## START PROVIDED DATA

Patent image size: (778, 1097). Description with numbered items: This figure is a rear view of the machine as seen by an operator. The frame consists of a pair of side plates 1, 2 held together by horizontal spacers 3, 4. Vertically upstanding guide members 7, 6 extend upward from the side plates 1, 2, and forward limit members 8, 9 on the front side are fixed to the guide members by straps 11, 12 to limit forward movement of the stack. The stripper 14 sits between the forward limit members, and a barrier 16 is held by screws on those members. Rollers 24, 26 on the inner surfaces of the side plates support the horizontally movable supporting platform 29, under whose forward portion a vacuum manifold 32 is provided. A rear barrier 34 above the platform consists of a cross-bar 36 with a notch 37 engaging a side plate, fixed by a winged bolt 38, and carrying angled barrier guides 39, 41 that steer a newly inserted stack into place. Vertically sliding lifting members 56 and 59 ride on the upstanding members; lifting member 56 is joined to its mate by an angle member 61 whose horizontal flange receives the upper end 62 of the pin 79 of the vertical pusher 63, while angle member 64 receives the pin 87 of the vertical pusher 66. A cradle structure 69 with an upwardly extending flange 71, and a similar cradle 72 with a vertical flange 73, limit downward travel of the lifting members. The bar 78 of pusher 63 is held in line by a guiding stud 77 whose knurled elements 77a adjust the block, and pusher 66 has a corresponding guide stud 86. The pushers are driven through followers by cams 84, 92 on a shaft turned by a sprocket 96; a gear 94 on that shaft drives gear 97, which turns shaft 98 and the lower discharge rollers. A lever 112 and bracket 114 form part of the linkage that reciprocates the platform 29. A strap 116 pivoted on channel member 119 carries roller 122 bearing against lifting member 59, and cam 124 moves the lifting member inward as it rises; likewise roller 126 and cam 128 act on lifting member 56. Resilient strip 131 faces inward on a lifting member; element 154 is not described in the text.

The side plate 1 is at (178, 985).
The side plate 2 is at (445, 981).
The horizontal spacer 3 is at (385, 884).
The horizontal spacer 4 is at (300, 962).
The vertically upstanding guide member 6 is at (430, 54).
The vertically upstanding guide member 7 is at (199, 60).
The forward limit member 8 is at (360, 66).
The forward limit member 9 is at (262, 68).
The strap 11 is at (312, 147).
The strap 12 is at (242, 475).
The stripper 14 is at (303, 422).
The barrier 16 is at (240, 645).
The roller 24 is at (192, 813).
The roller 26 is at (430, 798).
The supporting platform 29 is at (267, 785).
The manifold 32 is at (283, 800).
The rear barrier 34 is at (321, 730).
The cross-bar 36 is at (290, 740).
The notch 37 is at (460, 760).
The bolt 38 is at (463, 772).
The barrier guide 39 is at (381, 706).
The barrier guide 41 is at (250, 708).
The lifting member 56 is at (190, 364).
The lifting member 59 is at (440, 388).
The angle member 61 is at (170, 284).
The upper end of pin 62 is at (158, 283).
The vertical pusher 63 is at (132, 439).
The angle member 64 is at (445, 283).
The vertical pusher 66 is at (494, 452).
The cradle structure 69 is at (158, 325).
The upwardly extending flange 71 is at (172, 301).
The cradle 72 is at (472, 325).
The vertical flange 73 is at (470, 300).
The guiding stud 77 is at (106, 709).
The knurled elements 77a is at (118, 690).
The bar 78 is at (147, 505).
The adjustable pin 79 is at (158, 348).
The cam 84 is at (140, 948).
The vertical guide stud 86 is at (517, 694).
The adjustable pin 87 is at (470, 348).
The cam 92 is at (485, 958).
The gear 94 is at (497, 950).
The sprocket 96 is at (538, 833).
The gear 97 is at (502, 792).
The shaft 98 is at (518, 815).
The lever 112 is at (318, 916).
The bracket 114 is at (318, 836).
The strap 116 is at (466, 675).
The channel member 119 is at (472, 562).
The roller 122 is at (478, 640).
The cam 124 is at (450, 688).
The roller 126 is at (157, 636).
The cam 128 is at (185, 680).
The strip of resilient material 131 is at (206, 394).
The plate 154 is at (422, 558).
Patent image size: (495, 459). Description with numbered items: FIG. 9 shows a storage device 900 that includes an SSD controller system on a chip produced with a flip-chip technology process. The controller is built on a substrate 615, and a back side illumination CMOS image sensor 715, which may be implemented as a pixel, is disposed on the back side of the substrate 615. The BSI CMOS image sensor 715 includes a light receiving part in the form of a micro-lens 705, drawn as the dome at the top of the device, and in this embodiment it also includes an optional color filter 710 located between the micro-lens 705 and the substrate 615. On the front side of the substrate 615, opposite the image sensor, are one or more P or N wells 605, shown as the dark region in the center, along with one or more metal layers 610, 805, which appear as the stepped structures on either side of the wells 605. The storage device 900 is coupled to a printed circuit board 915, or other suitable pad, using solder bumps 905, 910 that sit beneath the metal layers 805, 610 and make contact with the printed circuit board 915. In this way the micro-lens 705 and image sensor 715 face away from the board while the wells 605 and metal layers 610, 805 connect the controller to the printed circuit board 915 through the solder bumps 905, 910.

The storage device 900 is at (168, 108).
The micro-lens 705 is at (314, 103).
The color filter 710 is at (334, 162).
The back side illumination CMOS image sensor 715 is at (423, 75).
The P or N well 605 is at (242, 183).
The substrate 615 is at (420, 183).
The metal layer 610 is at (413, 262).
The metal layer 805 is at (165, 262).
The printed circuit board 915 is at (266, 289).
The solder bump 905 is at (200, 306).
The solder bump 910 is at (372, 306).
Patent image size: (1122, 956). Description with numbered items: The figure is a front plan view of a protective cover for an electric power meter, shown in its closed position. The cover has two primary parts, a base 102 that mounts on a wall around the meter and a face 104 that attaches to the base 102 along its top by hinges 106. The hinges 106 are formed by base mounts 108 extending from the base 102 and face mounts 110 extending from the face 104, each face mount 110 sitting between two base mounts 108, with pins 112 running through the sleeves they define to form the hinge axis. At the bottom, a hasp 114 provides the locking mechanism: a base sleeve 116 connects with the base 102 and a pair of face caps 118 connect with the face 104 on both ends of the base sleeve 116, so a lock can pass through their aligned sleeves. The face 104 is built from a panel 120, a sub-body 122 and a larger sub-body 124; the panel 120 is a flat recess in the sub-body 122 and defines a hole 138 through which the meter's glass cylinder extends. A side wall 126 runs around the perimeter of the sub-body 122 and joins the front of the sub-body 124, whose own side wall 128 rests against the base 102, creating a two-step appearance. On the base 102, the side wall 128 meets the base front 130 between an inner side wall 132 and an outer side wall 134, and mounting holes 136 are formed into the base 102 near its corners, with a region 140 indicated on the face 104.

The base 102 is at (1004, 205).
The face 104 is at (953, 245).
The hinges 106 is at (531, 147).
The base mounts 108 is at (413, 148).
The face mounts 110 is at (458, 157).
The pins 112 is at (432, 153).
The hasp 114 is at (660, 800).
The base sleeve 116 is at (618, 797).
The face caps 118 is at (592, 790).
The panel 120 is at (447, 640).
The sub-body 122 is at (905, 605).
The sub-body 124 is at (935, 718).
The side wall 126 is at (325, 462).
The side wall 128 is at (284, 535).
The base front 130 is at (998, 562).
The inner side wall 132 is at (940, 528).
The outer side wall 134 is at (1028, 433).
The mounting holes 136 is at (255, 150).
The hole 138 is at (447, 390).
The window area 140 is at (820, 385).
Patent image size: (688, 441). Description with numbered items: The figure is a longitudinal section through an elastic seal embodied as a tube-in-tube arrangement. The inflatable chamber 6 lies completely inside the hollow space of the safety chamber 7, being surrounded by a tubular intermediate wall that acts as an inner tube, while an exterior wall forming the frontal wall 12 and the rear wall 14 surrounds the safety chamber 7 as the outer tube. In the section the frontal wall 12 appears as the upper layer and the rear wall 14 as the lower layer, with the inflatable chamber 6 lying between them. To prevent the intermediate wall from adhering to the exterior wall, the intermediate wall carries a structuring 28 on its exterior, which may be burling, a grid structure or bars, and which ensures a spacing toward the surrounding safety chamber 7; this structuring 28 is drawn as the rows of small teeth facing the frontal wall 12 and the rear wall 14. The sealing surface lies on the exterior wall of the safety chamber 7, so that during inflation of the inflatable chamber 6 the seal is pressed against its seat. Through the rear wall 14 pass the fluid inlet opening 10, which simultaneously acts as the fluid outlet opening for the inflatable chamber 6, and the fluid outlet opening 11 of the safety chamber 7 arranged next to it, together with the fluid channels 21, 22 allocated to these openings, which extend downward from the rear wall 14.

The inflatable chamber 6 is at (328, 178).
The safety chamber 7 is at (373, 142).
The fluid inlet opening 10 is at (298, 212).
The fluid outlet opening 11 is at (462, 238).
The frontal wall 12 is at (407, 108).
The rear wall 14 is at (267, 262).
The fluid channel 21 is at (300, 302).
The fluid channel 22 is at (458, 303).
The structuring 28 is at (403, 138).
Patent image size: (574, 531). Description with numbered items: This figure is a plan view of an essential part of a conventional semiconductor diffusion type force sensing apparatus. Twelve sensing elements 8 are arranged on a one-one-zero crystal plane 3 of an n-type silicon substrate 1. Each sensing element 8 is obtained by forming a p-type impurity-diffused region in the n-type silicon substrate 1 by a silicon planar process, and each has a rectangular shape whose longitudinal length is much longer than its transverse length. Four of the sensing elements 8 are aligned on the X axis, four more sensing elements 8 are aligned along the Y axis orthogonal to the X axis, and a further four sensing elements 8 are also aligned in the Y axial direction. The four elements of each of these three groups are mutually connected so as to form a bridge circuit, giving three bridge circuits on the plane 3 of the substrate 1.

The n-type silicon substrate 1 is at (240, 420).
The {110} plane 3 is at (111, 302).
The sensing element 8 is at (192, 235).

## END PROVIDED DATA

Reproduce word for word the lines from the one containing "Patent image size: (574, 531)." through the end of the technical drawing region entries.

• _EXERCISE SOLUTION_
Patent image size: (574, 531). Description with numbered items: This figure is a plan view of an essential part of a conventional semiconductor diffusion type force sensing apparatus. Twelve sensing elements 8 are arranged on a one-one-zero crystal plane 3 of an n-type silicon substrate 1. Each sensing element 8 is obtained by forming a p-type impurity-diffused region in the n-type silicon substrate 1 by a silicon planar process, and each has a rectangular shape whose longitudinal length is much longer than its transverse length. Four of the sensing elements 8 are aligned on the X axis, four more sensing elements 8 are aligned along the Y axis orthogonal to the X axis, and a further four sensing elements 8 are also aligned in the Y axial direction. The four elements of each of these three groups are mutually connected so as to form a bridge circuit, giving three bridge circuits on the plane 3 of the substrate 1.

The n-type silicon substrate 1 is at (240, 420).
The {110} plane 3 is at (111, 302).
The sensing element 8 is at (192, 235).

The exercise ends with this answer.